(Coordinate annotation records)
----------------

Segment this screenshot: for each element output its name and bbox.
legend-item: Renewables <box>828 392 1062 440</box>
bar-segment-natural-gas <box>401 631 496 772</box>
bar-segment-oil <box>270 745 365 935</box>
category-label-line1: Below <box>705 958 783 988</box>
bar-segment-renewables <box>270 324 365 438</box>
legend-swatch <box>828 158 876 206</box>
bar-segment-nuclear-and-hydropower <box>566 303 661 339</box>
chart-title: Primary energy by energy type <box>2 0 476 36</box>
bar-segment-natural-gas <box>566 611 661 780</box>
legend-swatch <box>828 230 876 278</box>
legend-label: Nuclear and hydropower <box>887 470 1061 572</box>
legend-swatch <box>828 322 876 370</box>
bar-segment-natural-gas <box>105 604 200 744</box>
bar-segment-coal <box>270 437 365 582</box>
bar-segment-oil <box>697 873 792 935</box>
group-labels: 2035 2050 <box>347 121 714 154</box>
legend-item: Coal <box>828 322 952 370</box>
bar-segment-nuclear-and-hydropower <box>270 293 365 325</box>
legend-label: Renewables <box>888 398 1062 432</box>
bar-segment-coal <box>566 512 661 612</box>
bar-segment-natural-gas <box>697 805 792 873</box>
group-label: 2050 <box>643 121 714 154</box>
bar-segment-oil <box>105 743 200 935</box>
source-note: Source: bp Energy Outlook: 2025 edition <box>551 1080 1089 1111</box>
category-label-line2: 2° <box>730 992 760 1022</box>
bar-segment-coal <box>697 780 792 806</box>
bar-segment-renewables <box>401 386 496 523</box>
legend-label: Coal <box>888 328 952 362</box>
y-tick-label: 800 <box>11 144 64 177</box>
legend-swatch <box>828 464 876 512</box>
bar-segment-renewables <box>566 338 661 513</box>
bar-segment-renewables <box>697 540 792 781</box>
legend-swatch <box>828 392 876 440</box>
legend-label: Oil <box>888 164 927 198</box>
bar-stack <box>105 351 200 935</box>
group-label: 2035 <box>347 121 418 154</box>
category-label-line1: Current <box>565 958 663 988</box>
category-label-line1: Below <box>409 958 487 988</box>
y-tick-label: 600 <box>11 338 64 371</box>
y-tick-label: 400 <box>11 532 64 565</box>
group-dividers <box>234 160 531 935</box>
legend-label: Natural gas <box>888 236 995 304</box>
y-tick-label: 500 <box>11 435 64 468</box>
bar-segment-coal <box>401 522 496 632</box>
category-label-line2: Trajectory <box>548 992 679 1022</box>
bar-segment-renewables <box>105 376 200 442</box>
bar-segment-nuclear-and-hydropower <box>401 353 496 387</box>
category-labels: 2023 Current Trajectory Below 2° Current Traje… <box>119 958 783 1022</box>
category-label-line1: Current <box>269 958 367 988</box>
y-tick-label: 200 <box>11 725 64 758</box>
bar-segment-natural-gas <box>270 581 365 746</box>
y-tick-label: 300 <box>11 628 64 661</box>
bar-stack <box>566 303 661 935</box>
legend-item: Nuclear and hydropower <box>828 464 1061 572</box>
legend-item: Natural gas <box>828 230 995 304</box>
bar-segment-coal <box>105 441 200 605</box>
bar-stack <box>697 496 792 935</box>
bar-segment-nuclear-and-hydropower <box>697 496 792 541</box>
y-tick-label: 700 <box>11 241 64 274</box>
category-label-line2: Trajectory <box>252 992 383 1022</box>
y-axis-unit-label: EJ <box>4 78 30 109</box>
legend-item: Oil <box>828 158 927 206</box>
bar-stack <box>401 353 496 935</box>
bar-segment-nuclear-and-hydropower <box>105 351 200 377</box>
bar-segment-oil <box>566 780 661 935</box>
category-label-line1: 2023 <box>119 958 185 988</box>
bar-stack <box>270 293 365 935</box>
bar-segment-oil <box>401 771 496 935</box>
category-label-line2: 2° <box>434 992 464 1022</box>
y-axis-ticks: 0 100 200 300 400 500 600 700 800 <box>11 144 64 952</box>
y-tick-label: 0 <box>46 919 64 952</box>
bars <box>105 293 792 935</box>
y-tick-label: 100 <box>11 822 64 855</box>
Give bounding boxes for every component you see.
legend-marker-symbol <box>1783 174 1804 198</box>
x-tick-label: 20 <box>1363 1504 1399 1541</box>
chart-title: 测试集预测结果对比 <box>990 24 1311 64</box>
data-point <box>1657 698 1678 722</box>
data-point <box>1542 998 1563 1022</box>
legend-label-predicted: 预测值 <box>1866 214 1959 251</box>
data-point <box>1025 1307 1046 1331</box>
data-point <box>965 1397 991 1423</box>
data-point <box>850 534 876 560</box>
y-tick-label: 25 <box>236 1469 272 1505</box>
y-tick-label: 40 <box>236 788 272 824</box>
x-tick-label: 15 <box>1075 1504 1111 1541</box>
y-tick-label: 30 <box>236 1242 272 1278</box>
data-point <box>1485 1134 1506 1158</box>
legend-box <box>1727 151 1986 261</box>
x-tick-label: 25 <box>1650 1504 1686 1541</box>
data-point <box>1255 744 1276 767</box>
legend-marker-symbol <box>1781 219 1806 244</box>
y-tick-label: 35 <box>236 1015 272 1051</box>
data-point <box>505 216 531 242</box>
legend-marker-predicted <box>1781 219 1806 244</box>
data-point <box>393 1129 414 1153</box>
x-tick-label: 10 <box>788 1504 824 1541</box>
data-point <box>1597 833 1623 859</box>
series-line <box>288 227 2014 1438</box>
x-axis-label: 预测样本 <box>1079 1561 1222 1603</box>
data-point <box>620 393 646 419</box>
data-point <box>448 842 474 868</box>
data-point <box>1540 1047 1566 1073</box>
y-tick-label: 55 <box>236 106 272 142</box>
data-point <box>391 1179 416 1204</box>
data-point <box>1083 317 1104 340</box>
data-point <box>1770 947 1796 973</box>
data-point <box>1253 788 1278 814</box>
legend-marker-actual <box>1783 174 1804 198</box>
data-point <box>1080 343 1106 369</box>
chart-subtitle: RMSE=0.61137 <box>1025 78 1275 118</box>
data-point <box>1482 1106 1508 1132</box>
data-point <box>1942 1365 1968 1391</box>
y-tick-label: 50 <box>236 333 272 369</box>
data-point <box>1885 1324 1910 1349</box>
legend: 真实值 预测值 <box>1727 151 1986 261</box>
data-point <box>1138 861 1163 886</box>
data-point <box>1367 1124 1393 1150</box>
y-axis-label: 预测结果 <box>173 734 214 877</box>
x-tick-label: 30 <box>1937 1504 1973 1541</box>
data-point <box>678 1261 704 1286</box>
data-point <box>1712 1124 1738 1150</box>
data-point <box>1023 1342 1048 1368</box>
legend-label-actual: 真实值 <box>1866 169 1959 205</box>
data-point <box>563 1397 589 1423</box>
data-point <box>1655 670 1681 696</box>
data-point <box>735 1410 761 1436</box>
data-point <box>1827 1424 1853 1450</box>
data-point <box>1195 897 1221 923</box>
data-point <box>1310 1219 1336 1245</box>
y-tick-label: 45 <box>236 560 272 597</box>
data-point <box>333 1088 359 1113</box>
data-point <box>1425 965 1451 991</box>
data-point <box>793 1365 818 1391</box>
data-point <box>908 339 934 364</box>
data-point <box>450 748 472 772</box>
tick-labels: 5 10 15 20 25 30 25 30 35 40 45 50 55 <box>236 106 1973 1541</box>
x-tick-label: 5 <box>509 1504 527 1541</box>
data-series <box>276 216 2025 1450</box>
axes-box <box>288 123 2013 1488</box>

----------------

The problem: Return every line of the material above word for word, without changing anything.

Solution for this problem:
Segment this screenshot: for each element output its name and bbox.
legend-item: Renewables <box>828 392 1062 440</box>
bar-segment-natural-gas <box>401 631 496 772</box>
bar-segment-oil <box>270 745 365 935</box>
category-label-line1: Below <box>705 958 783 988</box>
bar-segment-renewables <box>270 324 365 438</box>
legend-swatch <box>828 158 876 206</box>
bar-segment-nuclear-and-hydropower <box>566 303 661 339</box>
chart-title: Primary energy by energy type <box>2 0 476 36</box>
bar-segment-natural-gas <box>566 611 661 780</box>
legend-swatch <box>828 230 876 278</box>
legend-label: Nuclear and hydropower <box>887 470 1061 572</box>
legend-swatch <box>828 322 876 370</box>
bar-segment-natural-gas <box>105 604 200 744</box>
bar-segment-coal <box>270 437 365 582</box>
bar-segment-oil <box>697 873 792 935</box>
group-labels: 2035 2050 <box>347 121 714 154</box>
legend-item: Coal <box>828 322 952 370</box>
bar-segment-nuclear-and-hydropower <box>270 293 365 325</box>
legend-label: Renewables <box>888 398 1062 432</box>
bar-segment-coal <box>566 512 661 612</box>
bar-segment-natural-gas <box>697 805 792 873</box>
group-label: 2050 <box>643 121 714 154</box>
bar-segment-oil <box>105 743 200 935</box>
source-note: Source: bp Energy Outlook: 2025 edition <box>551 1080 1089 1111</box>
category-label-line2: 2° <box>730 992 760 1022</box>
bar-segment-coal <box>697 780 792 806</box>
bar-segment-renewables <box>401 386 496 523</box>
legend-label: Coal <box>888 328 952 362</box>
y-tick-label: 800 <box>11 144 64 177</box>
legend-swatch <box>828 464 876 512</box>
bar-segment-renewables <box>566 338 661 513</box>
bar-segment-renewables <box>697 540 792 781</box>
legend-swatch <box>828 392 876 440</box>
legend-label: Oil <box>888 164 927 198</box>
bar-stack <box>105 351 200 935</box>
group-label: 2035 <box>347 121 418 154</box>
category-label-line1: Current <box>565 958 663 988</box>
category-label-line1: Below <box>409 958 487 988</box>
y-tick-label: 600 <box>11 338 64 371</box>
y-tick-label: 400 <box>11 532 64 565</box>
group-dividers <box>234 160 531 935</box>
legend-label: Natural gas <box>888 236 995 304</box>
y-tick-label: 500 <box>11 435 64 468</box>
bar-segment-coal <box>401 522 496 632</box>
category-label-line2: Trajectory <box>548 992 679 1022</box>
bar-segment-renewables <box>105 376 200 442</box>
bar-segment-nuclear-and-hydropower <box>401 353 496 387</box>
category-labels: 2023 Current Trajectory Below 2° Current Traje… <box>119 958 783 1022</box>
category-label-line1: Current <box>269 958 367 988</box>
y-tick-label: 200 <box>11 725 64 758</box>
bar-segment-natural-gas <box>270 581 365 746</box>
y-tick-label: 300 <box>11 628 64 661</box>
bar-stack <box>566 303 661 935</box>
legend-item: Nuclear and hydropower <box>828 464 1061 572</box>
legend-item: Natural gas <box>828 230 995 304</box>
bar-segment-coal <box>105 441 200 605</box>
bar-stack <box>697 496 792 935</box>
bar-segment-nuclear-and-hydropower <box>697 496 792 541</box>
y-tick-label: 700 <box>11 241 64 274</box>
category-label-line2: Trajectory <box>252 992 383 1022</box>
y-axis-unit-label: EJ <box>4 78 30 109</box>
legend-item: Oil <box>828 158 927 206</box>
bar-stack <box>401 353 496 935</box>
bar-segment-nuclear-and-hydropower <box>105 351 200 377</box>
bar-segment-oil <box>566 780 661 935</box>
category-label-line1: 2023 <box>119 958 185 988</box>
bar-stack <box>270 293 365 935</box>
bar-segment-oil <box>401 771 496 935</box>
category-label-line2: 2° <box>434 992 464 1022</box>
y-axis-ticks: 0 100 200 300 400 500 600 700 800 <box>11 144 64 952</box>
y-tick-label: 0 <box>46 919 64 952</box>
bars <box>105 293 792 935</box>
y-tick-label: 100 <box>11 822 64 855</box>
Give bounding boxes for every component you see.
legend-marker-symbol <box>1783 174 1804 198</box>
x-tick-label: 20 <box>1363 1504 1399 1541</box>
chart-title: 测试集预测结果对比 <box>990 24 1311 64</box>
data-point <box>1657 698 1678 722</box>
data-point <box>1542 998 1563 1022</box>
legend-label-predicted: 预测值 <box>1866 214 1959 251</box>
data-point <box>1025 1307 1046 1331</box>
data-point <box>965 1397 991 1423</box>
data-point <box>850 534 876 560</box>
y-tick-label: 25 <box>236 1469 272 1505</box>
y-tick-label: 40 <box>236 788 272 824</box>
x-tick-label: 15 <box>1075 1504 1111 1541</box>
y-tick-label: 30 <box>236 1242 272 1278</box>
data-point <box>1485 1134 1506 1158</box>
legend-box <box>1727 151 1986 261</box>
x-tick-label: 25 <box>1650 1504 1686 1541</box>
data-point <box>1255 744 1276 767</box>
legend-marker-symbol <box>1781 219 1806 244</box>
y-tick-label: 35 <box>236 1015 272 1051</box>
data-point <box>505 216 531 242</box>
legend-marker-predicted <box>1781 219 1806 244</box>
data-point <box>393 1129 414 1153</box>
x-tick-label: 10 <box>788 1504 824 1541</box>
data-point <box>1597 833 1623 859</box>
series-line <box>288 227 2014 1438</box>
x-axis-label: 预测样本 <box>1079 1561 1222 1603</box>
data-point <box>620 393 646 419</box>
data-point <box>448 842 474 868</box>
data-point <box>1540 1047 1566 1073</box>
y-tick-label: 55 <box>236 106 272 142</box>
data-point <box>391 1179 416 1204</box>
data-point <box>1083 317 1104 340</box>
data-point <box>1770 947 1796 973</box>
data-point <box>1253 788 1278 814</box>
legend-marker-actual <box>1783 174 1804 198</box>
data-point <box>1080 343 1106 369</box>
chart-subtitle: RMSE=0.61137 <box>1025 78 1275 118</box>
data-point <box>1482 1106 1508 1132</box>
data-point <box>1942 1365 1968 1391</box>
y-tick-label: 50 <box>236 333 272 369</box>
data-point <box>1885 1324 1910 1349</box>
legend: 真实值 预测值 <box>1727 151 1986 261</box>
data-point <box>1138 861 1163 886</box>
data-point <box>1367 1124 1393 1150</box>
y-axis-label: 预测结果 <box>173 734 214 877</box>
x-tick-label: 30 <box>1937 1504 1973 1541</box>
data-point <box>678 1261 704 1286</box>
data-point <box>1712 1124 1738 1150</box>
data-point <box>1023 1342 1048 1368</box>
legend-label-actual: 真实值 <box>1866 169 1959 205</box>
data-point <box>563 1397 589 1423</box>
data-point <box>1655 670 1681 696</box>
data-point <box>735 1410 761 1436</box>
data-point <box>1827 1424 1853 1450</box>
data-point <box>1195 897 1221 923</box>
data-point <box>1310 1219 1336 1245</box>
y-tick-label: 45 <box>236 560 272 597</box>
data-point <box>333 1088 359 1113</box>
data-point <box>1425 965 1451 991</box>
data-point <box>793 1365 818 1391</box>
data-point <box>908 339 934 364</box>
data-point <box>450 748 472 772</box>
tick-labels: 5 10 15 20 25 30 25 30 35 40 45 50 55 <box>236 106 1973 1541</box>
x-tick-label: 5 <box>509 1504 527 1541</box>
data-series <box>276 216 2025 1450</box>
axes-box <box>288 123 2013 1488</box>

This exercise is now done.